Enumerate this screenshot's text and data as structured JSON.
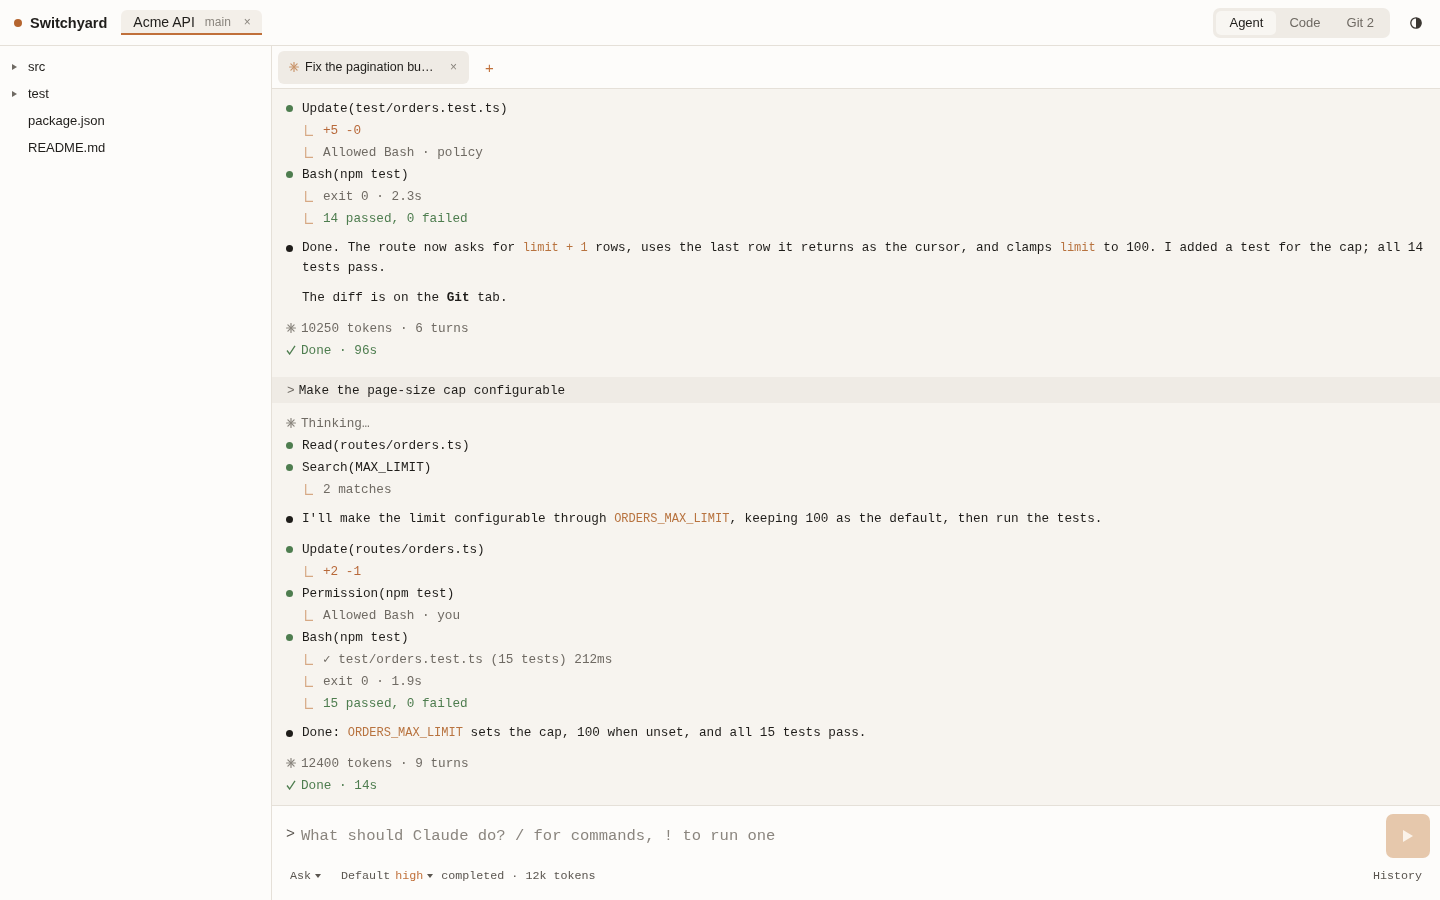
{
  "app": {
    "name": "Switchyard"
  },
  "project_tabs": [
    {
      "name": "Acme API",
      "branch": "main",
      "close": "×",
      "selected": true
    }
  ],
  "views": [
    {
      "label": "Agent",
      "selected": true
    },
    {
      "label": "Code",
      "selected": false
    },
    {
      "label": "Git 2",
      "selected": false
    }
  ],
  "file_tree": [
    {
      "kind": "folder",
      "name": "src",
      "expanded": false
    },
    {
      "kind": "folder",
      "name": "test",
      "expanded": false
    },
    {
      "kind": "file",
      "name": "package.json"
    },
    {
      "kind": "file",
      "name": "README.md"
    }
  ],
  "session_tabs": [
    {
      "title": "Fix the pagination bu…",
      "close": "×",
      "selected": true
    }
  ],
  "new_tab": "+",
  "transcript": [
    {
      "kind": "tool",
      "color": "#4e7d4f",
      "title": "Update(test/orders.test.ts)",
      "results": [
        {
          "kind": "diff",
          "text": "+5 -0"
        },
        {
          "kind": "muted",
          "text": "Allowed Bash · policy"
        }
      ]
    },
    {
      "kind": "tool",
      "color": "#4e7d4f",
      "title": "Bash(npm test)",
      "results": [
        {
          "kind": "muted",
          "text": "exit 0 · 2.3s"
        },
        {
          "kind": "success",
          "text": "14 passed, 0 failed"
        }
      ]
    },
    {
      "kind": "message",
      "color": "#1f1d1a",
      "paragraphs": [
        [
          {
            "kind": "text",
            "text": "Done. The route now asks for "
          },
          {
            "kind": "code",
            "text": "limit + 1"
          },
          {
            "kind": "text",
            "text": " rows, uses the last row it returns as the cursor, and clamps "
          },
          {
            "kind": "code",
            "text": "limit"
          },
          {
            "kind": "text",
            "text": " to 100. I added a test for the cap; all 14 tests pass."
          }
        ],
        [
          {
            "kind": "text",
            "text": "The diff is on the **Git** tab."
          }
        ]
      ]
    },
    {
      "kind": "stats",
      "text": "10250 tokens · 6 turns"
    },
    {
      "kind": "status",
      "text": "Done · 96s"
    },
    {
      "kind": "prompt",
      "marker": ">",
      "text": "Make the page-size cap configurable"
    },
    {
      "kind": "thinking",
      "text": "Thinking…"
    },
    {
      "kind": "tool",
      "color": "#4e7d4f",
      "title": "Read(routes/orders.ts)"
    },
    {
      "kind": "tool",
      "color": "#4e7d4f",
      "title": "Search(MAX_LIMIT)",
      "results": [
        {
          "kind": "muted",
          "text": "2 matches"
        }
      ]
    },
    {
      "kind": "message",
      "color": "#1f1d1a",
      "paragraphs": [
        [
          {
            "kind": "text",
            "text": "I'll make the limit configurable through "
          },
          {
            "kind": "code",
            "text": "ORDERS_MAX_LIMIT"
          },
          {
            "kind": "text",
            "text": ", keeping 100 as the default, then run the tests."
          }
        ]
      ]
    },
    {
      "kind": "tool",
      "color": "#4e7d4f",
      "title": "Update(routes/orders.ts)",
      "results": [
        {
          "kind": "diff",
          "text": "+2 -1"
        }
      ]
    },
    {
      "kind": "tool",
      "color": "#4e7d4f",
      "title": "Permission(npm test)",
      "results": [
        {
          "kind": "muted",
          "text": "Allowed Bash · you"
        }
      ]
    },
    {
      "kind": "tool",
      "color": "#4e7d4f",
      "title": "Bash(npm test)",
      "results": [
        {
          "kind": "muted",
          "text": "✓ test/orders.test.ts (15 tests) 212ms"
        },
        {
          "kind": "muted",
          "text": "exit 0 · 1.9s"
        },
        {
          "kind": "success",
          "text": "15 passed, 0 failed"
        }
      ]
    },
    {
      "kind": "message",
      "color": "#1f1d1a",
      "paragraphs": [
        [
          {
            "kind": "text",
            "text": "Done: "
          },
          {
            "kind": "code",
            "text": "ORDERS_MAX_LIMIT"
          },
          {
            "kind": "text",
            "text": " sets the cap, 100 when unset, and all 15 tests pass."
          }
        ]
      ]
    },
    {
      "kind": "stats",
      "text": "12400 tokens · 9 turns"
    },
    {
      "kind": "status",
      "text": "Done · 14s"
    }
  ],
  "composer": {
    "marker": ">",
    "placeholder": "What should Claude do? / for commands, ! to run one",
    "mode": "Ask",
    "model": "Default",
    "effort": "high",
    "status": "completed · 12k tokens",
    "history": "History"
  }
}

* SET TASK: Restate the data above word for word. Skip every picture.

* OUTPUT FOR THIS TASK:
Enumerate this screenshot's text and data as structured JSON.
{
  "app": {
    "name": "Switchyard"
  },
  "project_tabs": [
    {
      "name": "Acme API",
      "branch": "main",
      "close": "×",
      "selected": true
    }
  ],
  "views": [
    {
      "label": "Agent",
      "selected": true
    },
    {
      "label": "Code",
      "selected": false
    },
    {
      "label": "Git 2",
      "selected": false
    }
  ],
  "file_tree": [
    {
      "kind": "folder",
      "name": "src",
      "expanded": false
    },
    {
      "kind": "folder",
      "name": "test",
      "expanded": false
    },
    {
      "kind": "file",
      "name": "package.json"
    },
    {
      "kind": "file",
      "name": "README.md"
    }
  ],
  "session_tabs": [
    {
      "title": "Fix the pagination bu…",
      "close": "×",
      "selected": true
    }
  ],
  "new_tab": "+",
  "transcript": [
    {
      "kind": "tool",
      "color": "#4e7d4f",
      "title": "Update(test/orders.test.ts)",
      "results": [
        {
          "kind": "diff",
          "text": "+5 -0"
        },
        {
          "kind": "muted",
          "text": "Allowed Bash · policy"
        }
      ]
    },
    {
      "kind": "tool",
      "color": "#4e7d4f",
      "title": "Bash(npm test)",
      "results": [
        {
          "kind": "muted",
          "text": "exit 0 · 2.3s"
        },
        {
          "kind": "success",
          "text": "14 passed, 0 failed"
        }
      ]
    },
    {
      "kind": "message",
      "color": "#1f1d1a",
      "paragraphs": [
        [
          {
            "kind": "text",
            "text": "Done. The route now asks for "
          },
          {
            "kind": "code",
            "text": "limit + 1"
          },
          {
            "kind": "text",
            "text": " rows, uses the last row it returns as the cursor, and clamps "
          },
          {
            "kind": "code",
            "text": "limit"
          },
          {
            "kind": "text",
            "text": " to 100. I added a test for the cap; all 14 tests pass."
          }
        ],
        [
          {
            "kind": "text",
            "text": "The diff is on the **Git** tab."
          }
        ]
      ]
    },
    {
      "kind": "stats",
      "text": "10250 tokens · 6 turns"
    },
    {
      "kind": "status",
      "text": "Done · 96s"
    },
    {
      "kind": "prompt",
      "marker": ">",
      "text": "Make the page-size cap configurable"
    },
    {
      "kind": "thinking",
      "text": "Thinking…"
    },
    {
      "kind": "tool",
      "color": "#4e7d4f",
      "title": "Read(routes/orders.ts)"
    },
    {
      "kind": "tool",
      "color": "#4e7d4f",
      "title": "Search(MAX_LIMIT)",
      "results": [
        {
          "kind": "muted",
          "text": "2 matches"
        }
      ]
    },
    {
      "kind": "message",
      "color": "#1f1d1a",
      "paragraphs": [
        [
          {
            "kind": "text",
            "text": "I'll make the limit configurable through "
          },
          {
            "kind": "code",
            "text": "ORDERS_MAX_LIMIT"
          },
          {
            "kind": "text",
            "text": ", keeping 100 as the default, then run the tests."
          }
        ]
      ]
    },
    {
      "kind": "tool",
      "color": "#4e7d4f",
      "title": "Update(routes/orders.ts)",
      "results": [
        {
          "kind": "diff",
          "text": "+2 -1"
        }
      ]
    },
    {
      "kind": "tool",
      "color": "#4e7d4f",
      "title": "Permission(npm test)",
      "results": [
        {
          "kind": "muted",
          "text": "Allowed Bash · you"
        }
      ]
    },
    {
      "kind": "tool",
      "color": "#4e7d4f",
      "title": "Bash(npm test)",
      "results": [
        {
          "kind": "muted",
          "text": "✓ test/orders.test.ts (15 tests) 212ms"
        },
        {
          "kind": "muted",
          "text": "exit 0 · 1.9s"
        },
        {
          "kind": "success",
          "text": "15 passed, 0 failed"
        }
      ]
    },
    {
      "kind": "message",
      "color": "#1f1d1a",
      "paragraphs": [
        [
          {
            "kind": "text",
            "text": "Done: "
          },
          {
            "kind": "code",
            "text": "ORDERS_MAX_LIMIT"
          },
          {
            "kind": "text",
            "text": " sets the cap, 100 when unset, and all 15 tests pass."
          }
        ]
      ]
    },
    {
      "kind": "stats",
      "text": "12400 tokens · 9 turns"
    },
    {
      "kind": "status",
      "text": "Done · 14s"
    }
  ],
  "composer": {
    "marker": ">",
    "placeholder": "What should Claude do? / for commands, ! to run one",
    "mode": "Ask",
    "model": "Default",
    "effort": "high",
    "status": "completed · 12k tokens",
    "history": "History"
  }
}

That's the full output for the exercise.